Solve $24 x<100$ when:
(i) $x$ is a natural number
(ii) $x$ is an integer
Answer.
Given: $24 \mathrm{x}<100$
Divide both sides by 24 ,
$
\begin{aligned}
& =>\frac{24 x}{24}<\frac{100}{24} \\
& =>x<\frac{25}{6}
\end{aligned}
$
(i) When $x$ is a natural number then values of $x$ that make statement true are 1, 2, 3, 4. The solution set of inequality is $\{1,2,3,4\}$.
(ii) When $\mathbf{x}$ is an integer, then values of $\mathbf{x}$ that make statement true for all (-ve number and $0,1,2,3,4)$. So, The solution set of inequality is $\{\ldots . . .,-4,-3-2,-1,0,1,2,3,4\}$.
Ex 5.1 Question 2.
Solve $-12 x>30$ when:
(i) $x$ is a natural number
(ii) $x$ is an integer
Answer.
Given: $-12 \mathrm{x}>30$
Divide both sides by -12 , then we get,
$
\begin{aligned}
& =>\frac{-12 x}{-12}<\frac{30}{-12} \\
& =>x<-\frac{5}{2}
\end{aligned}
$
(i) There is no natural number less than $-\frac{5}{2}$, so when $\mathrm{x}$ is natural number, there is no solution for the given inequality.
(ii) When $x$ is an integer then values of $x$ that make statement true for \{ $\qquad$ $,-5,-4,-3\}$. The solution set of inequality is \{ $\qquad$ $,-5,-4,-3\}$
Ex 5.1 Question 3.
Solve $5 x-3<7$ when
(i) $x$ is an integer
(ii) $x$ is a real number
Answer.
Given: $5 x-3<7$
$
\begin{aligned}
& \Rightarrow 5 x<7+3 \\
& \Rightarrow 5 x<10 \\
& \Rightarrow x<2
\end{aligned}
$
(i) When $x$ is an integer then values of $x$ that make statement true are $\ldots,-3,-2,-1,0,1$. The solution set of inequality is $\{\ldots,-3,-2,-1,0,1\}$.
(ii) When $x$ is a real number then solution set of inequality is $x \in(-\infty, 2)$.
Ex 5.1 Question 4.
Solve $3 x+8>2$ when:
(i) $x$ is an integer
(ii) $x$ is a real number
Answer.
Given: $3 x+8>2$
$
\begin{aligned}
& \Rightarrow 3 x>2-8 \\
& \Rightarrow 3 x<-6 \\
& \Rightarrow x>-2
\end{aligned}
$
(i) When $x$ is an integer then values of $x$ that make statement true are $-1,0,1,2,3, \ldots \ldots$ The solution set of inequality is $\{-1,0,1,2,3, \ldots \ldots$.$\} .$
(ii) When $x$ is a real number then solution set of inequality is $x \in(-2, \infty)$.

TASKS TO COMPLETE →
(1) Answer these from the worked solutions on linear inequalities:
(a) For 24x < 100 with x a natural number, what solution set is given?
(b) In Question 2, why is there no solution when x is a natural number?
(c) In Question 3, what solution set is given when x is a real number?
(2) From the worked solutions on linear inequalities, return the passage starting with "Solve $3 x+8>2$" and going on through "is $x \in(-2, \infty)$.".
(3) Resume the worked solutions on linear inequalities from the point where they stop.

DATA SECTION →

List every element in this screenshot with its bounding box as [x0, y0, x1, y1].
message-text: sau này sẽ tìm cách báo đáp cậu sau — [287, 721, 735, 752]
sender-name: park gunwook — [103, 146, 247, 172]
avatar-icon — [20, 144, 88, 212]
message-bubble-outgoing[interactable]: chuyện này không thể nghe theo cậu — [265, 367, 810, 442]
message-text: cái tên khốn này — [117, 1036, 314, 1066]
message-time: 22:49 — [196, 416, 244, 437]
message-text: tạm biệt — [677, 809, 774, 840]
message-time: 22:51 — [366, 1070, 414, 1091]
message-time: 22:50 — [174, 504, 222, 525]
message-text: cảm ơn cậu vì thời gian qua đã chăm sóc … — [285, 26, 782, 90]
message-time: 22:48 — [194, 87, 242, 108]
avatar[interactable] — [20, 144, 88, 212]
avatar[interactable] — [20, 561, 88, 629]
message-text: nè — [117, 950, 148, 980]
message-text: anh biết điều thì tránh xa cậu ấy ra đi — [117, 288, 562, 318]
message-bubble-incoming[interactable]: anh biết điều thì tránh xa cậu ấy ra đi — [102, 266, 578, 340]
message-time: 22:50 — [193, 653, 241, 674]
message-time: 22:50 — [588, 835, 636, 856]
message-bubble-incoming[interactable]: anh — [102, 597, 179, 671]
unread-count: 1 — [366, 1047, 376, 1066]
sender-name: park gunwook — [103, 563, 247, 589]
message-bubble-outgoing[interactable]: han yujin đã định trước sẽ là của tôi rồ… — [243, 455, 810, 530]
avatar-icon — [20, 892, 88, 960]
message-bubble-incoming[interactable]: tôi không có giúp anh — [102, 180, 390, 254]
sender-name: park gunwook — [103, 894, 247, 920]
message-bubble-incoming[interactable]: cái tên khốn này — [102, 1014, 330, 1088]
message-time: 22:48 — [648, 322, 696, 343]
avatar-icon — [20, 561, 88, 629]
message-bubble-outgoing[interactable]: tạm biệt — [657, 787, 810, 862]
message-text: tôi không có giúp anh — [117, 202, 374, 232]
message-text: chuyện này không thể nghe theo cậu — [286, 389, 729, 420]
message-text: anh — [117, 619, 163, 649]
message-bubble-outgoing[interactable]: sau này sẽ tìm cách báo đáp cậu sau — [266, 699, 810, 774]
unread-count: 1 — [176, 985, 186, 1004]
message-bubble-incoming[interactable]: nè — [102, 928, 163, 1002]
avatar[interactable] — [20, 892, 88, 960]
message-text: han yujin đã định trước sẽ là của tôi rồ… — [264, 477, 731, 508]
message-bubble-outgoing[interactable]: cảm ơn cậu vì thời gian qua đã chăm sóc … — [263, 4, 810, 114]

SET OF ANSWERS →
(1)
(a) {1, 2, 3, 4}
(b) No natural number is less than −5/2.
(c) x ∈ (−∞, 2)

(2)
Solve $3 x+8>2$ when:
(i) $x$ is an integer
(ii) $x$ is a real number
Answer.
Given: $3 x+8>2$
$
\begin{aligned}
& \Rightarrow 3 x>2-8 \\
& \Rightarrow 3 x<-6 \\
& \Rightarrow x>-2
\end{aligned}
$
(i) When $x$ is an integer then values of $x$ that make statement true are $-1,0,1,2,3, \ldots \ldots$ The solution set of inequality is $\{-1,0,1,2,3, \ldots \ldots$.$\} .$
(ii) When $x$ is a real number then solution set of inequality is $x \in(-2, \infty)$.

(3)
Solve the inequalities in Exercises 5 to 16 for real $x$ :
Ex 5.1 Question 5.
$4 x+3<5 x+7$
Answer.
Here $4 x+3<5 x+7$
$
\begin{aligned}
& \Rightarrow 4 x-5 x<7-3 \\
& \Rightarrow-x<4 \\
& \Rightarrow x>-4
\end{aligned}
$
Therefore, the solution set is $(-4, \infty)$.
Ex 5.1 Question 6.
$3 x-7>5 x-1$
Answer.
Here $3 x-7>5 x-1$
$
\begin{aligned}
& \Rightarrow 3 x-5 x>-1+7 \\
& \Rightarrow-2 x>6 \\
& \Rightarrow x<-3
\end{aligned}
$
Therefore, the solution set is $(-\infty,-3)$.
Ex 5.1 Question 7.
$3(x-1) \leq 2(x-3)$
Answer.
Here $3(x-1) \leq 2(x-3)$
$
\begin{aligned}
& \Rightarrow 3 x-3 \leq 2 x-6 \\
& \Rightarrow 3 x-2 x \leq-6+3 \\
& \Rightarrow x \leq-3
\end{aligned}
$
Therefore, the solution set is $(-\infty,-3)$.
Ex 5.1 Question 8.
$3(2-x) \geq 2(1-x)$
Answer.
Here $3(2-x) \geq 2(1-x)$
$
\begin{aligned}
& \Rightarrow 6-3 x \geq 2-2 x \\
& \Rightarrow-3 x+2 x \geq 2-6 \\
& \Rightarrow-x \leq-4 \\
& \Rightarrow x \leq 4
\end{aligned}
$
Therefore, the solution set is $(-\infty, 4)$.
Ex 5.1 Question 9.
$x+\frac{x}{2}+\frac{x}{3}<11$
Answer.
Here $x+\frac{x}{2}+\frac{x}{3}<11$
$
\begin{aligned}
& \Rightarrow \frac{6 x+3 x+2 x}{6}<11 \\
& \Rightarrow \frac{11 x}{6}<11 \\
& \Rightarrow 11 x<66 \\
& \Rightarrow x<6
\end{aligned}
$
Therefore, the solution set is $(-\infty, 6)$.
Ex 5.1 Question 10.
$\frac{x}{3}>\frac{x}{2}+1$
Answer.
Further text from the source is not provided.